• _EXTRACTED RECORDS_
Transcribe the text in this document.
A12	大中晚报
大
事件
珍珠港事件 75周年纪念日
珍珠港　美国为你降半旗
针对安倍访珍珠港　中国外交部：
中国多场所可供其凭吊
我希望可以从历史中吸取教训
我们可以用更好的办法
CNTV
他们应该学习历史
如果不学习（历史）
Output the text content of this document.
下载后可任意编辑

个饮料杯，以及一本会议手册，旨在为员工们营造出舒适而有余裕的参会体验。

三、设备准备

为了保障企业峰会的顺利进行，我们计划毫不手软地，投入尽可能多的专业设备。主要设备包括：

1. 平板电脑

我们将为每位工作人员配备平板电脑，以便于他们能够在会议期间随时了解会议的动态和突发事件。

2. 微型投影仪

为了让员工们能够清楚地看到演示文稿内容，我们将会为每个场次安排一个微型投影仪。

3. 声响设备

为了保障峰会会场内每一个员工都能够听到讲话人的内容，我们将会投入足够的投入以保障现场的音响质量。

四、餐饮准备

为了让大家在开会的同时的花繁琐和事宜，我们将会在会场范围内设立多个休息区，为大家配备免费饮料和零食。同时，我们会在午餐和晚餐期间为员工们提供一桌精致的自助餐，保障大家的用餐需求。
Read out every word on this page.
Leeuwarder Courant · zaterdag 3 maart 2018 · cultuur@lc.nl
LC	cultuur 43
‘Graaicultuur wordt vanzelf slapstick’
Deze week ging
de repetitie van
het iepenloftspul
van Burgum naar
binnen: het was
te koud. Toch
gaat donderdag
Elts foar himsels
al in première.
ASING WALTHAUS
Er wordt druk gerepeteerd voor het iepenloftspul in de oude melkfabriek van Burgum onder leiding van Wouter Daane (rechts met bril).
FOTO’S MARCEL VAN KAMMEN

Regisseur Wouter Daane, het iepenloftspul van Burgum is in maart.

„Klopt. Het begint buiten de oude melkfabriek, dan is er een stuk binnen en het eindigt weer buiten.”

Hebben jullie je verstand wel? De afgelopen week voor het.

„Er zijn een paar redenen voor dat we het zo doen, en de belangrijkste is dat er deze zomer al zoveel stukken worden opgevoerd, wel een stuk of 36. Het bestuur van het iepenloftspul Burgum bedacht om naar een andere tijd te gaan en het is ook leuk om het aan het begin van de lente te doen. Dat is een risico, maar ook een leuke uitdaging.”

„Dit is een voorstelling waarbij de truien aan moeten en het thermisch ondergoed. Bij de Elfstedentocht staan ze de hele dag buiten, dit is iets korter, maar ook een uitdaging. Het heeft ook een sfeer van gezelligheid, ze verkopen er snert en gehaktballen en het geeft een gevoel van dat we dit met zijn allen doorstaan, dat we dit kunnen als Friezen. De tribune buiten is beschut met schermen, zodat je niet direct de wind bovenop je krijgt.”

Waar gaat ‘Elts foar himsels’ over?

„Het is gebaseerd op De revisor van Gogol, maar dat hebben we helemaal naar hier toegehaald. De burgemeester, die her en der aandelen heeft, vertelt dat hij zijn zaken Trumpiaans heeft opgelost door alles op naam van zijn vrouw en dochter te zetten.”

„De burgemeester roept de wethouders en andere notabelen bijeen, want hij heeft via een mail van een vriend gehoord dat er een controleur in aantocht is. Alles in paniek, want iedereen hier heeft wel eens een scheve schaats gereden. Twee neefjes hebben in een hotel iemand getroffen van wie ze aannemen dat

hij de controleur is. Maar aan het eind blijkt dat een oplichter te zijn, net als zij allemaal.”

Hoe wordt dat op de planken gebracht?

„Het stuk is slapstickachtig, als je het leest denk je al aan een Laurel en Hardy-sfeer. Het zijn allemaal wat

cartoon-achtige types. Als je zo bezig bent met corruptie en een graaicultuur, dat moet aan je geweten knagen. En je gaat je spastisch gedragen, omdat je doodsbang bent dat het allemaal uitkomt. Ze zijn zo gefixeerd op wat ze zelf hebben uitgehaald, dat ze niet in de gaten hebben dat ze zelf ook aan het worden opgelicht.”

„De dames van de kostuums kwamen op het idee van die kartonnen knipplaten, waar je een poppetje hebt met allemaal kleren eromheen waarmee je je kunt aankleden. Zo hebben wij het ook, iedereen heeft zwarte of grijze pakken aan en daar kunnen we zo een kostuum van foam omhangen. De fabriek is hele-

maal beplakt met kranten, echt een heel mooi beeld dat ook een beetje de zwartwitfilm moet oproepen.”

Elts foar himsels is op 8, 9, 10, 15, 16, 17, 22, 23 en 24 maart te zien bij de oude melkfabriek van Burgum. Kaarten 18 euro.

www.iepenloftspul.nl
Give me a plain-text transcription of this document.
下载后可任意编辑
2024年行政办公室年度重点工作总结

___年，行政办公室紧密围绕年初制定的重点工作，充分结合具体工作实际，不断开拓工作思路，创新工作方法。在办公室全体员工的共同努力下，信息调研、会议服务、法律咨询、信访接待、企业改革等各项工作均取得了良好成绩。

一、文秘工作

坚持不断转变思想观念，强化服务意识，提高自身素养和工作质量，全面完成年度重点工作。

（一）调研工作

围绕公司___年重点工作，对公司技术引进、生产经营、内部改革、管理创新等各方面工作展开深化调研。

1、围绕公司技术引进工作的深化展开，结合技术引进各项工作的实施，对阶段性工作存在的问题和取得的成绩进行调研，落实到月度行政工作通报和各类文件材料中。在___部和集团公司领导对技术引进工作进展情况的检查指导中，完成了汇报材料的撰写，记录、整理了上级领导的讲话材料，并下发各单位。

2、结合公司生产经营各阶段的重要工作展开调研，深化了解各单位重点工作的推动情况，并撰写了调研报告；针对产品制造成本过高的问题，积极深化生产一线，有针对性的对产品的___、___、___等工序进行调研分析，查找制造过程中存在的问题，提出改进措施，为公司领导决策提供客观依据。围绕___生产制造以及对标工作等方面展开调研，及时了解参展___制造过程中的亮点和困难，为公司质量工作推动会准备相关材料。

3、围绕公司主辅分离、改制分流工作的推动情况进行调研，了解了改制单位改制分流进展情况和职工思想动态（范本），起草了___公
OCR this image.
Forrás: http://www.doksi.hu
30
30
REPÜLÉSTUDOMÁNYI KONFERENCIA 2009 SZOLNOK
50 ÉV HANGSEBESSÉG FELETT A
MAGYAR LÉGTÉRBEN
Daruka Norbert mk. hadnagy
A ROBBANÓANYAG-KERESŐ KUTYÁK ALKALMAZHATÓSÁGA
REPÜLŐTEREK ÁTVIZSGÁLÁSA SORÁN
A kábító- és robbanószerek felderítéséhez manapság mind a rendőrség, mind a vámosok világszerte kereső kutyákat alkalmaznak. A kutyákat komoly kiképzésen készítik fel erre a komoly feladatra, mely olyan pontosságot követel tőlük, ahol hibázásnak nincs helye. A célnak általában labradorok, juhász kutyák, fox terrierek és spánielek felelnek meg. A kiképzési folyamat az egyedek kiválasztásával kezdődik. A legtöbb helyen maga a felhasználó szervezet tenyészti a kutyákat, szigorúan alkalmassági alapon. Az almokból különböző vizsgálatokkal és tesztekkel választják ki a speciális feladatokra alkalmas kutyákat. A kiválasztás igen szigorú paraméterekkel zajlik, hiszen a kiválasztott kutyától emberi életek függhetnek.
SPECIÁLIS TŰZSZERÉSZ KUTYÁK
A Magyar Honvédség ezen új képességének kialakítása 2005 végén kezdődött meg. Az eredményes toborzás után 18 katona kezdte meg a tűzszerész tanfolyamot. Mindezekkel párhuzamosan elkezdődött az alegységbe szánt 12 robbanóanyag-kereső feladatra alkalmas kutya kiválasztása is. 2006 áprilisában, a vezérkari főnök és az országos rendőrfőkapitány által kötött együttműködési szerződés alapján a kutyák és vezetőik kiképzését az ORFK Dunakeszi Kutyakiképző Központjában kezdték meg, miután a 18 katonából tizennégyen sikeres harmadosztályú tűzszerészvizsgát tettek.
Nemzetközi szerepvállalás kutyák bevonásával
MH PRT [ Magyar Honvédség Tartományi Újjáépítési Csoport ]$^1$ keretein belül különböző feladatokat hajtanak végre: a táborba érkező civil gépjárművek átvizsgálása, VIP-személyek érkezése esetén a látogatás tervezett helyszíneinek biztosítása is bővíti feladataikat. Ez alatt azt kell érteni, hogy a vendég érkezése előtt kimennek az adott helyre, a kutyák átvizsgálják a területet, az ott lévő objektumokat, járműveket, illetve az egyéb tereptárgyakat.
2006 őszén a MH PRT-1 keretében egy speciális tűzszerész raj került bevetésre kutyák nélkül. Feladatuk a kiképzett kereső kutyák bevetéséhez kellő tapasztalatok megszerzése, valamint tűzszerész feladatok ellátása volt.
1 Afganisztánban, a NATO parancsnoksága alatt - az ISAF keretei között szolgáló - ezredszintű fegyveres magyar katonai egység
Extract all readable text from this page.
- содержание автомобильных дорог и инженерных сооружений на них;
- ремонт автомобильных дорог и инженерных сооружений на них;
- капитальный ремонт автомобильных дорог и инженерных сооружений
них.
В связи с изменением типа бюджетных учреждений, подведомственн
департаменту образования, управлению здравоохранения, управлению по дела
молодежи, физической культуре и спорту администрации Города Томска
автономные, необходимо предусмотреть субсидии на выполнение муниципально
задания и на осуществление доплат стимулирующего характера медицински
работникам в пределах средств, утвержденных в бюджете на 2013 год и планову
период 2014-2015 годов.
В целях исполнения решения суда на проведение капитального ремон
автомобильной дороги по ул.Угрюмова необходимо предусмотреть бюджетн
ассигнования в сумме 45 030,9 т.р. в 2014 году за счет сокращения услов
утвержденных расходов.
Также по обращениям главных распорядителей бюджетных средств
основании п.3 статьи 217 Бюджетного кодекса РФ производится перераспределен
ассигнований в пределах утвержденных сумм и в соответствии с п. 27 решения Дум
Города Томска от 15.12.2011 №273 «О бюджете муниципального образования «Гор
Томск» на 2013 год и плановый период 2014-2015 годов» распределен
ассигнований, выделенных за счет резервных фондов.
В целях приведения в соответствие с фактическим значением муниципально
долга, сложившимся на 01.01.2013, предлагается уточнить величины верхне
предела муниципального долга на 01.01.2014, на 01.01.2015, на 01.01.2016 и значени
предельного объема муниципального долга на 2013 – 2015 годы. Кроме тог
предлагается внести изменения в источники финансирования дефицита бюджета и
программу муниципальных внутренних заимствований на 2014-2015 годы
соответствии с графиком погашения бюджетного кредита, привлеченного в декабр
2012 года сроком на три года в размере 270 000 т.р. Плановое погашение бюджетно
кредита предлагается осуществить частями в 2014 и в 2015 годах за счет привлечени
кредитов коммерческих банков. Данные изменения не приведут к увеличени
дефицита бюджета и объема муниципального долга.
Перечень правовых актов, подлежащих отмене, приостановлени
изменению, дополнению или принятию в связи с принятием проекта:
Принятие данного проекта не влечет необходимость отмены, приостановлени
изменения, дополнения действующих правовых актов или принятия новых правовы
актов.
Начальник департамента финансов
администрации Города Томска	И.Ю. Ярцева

• _THE PROBLEM_
Look through the records and count each line that holds "himsels". Write only the total.

• _WRITTEN SOLUTION_
3